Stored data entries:
[start]

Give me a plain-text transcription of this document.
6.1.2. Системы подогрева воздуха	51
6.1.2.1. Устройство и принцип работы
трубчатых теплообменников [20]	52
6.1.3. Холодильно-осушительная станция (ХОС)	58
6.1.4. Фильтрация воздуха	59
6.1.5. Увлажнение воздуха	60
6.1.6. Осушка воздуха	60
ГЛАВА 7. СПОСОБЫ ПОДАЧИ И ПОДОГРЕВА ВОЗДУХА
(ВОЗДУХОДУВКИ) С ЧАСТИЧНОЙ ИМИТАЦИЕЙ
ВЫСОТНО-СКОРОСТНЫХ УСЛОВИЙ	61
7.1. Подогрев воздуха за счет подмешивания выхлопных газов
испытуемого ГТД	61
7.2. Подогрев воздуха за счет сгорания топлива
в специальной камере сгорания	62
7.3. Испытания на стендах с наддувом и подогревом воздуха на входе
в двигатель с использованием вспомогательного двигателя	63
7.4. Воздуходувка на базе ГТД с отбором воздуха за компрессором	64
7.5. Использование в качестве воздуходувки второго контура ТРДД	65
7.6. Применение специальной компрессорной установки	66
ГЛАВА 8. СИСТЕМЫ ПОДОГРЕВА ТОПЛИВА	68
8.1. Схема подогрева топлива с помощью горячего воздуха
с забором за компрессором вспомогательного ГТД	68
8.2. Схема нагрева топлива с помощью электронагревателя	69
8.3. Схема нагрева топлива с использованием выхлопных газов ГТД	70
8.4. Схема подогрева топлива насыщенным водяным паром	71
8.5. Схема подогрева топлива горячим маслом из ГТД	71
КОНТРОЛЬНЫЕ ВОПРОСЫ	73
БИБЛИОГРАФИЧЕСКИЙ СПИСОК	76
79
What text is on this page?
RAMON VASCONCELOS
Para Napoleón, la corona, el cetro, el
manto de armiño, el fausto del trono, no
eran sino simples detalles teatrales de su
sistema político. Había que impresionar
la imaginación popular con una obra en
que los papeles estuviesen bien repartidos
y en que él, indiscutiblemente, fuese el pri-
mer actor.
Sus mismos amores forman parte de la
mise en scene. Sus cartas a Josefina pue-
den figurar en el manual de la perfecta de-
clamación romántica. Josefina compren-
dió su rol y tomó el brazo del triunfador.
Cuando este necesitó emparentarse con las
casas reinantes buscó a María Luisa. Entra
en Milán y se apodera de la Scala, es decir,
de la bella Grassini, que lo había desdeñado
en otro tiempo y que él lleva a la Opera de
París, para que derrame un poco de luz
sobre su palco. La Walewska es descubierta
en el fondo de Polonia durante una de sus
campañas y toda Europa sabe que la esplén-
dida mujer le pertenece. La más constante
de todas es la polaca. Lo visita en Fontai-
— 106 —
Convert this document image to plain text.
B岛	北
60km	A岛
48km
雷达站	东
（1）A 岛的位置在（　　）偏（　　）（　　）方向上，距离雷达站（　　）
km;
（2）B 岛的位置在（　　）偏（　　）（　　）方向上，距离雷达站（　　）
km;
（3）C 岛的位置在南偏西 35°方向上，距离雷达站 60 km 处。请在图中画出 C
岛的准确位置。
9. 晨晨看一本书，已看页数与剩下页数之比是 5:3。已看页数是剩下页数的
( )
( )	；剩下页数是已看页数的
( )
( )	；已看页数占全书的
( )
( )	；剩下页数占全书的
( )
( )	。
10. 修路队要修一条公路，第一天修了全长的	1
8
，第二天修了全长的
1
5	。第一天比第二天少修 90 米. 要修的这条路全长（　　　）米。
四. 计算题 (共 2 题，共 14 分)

[end]

Using the entries above, state how many lines include the word "Схема", with no other words.

* **WRITTEN RESPONSE**
5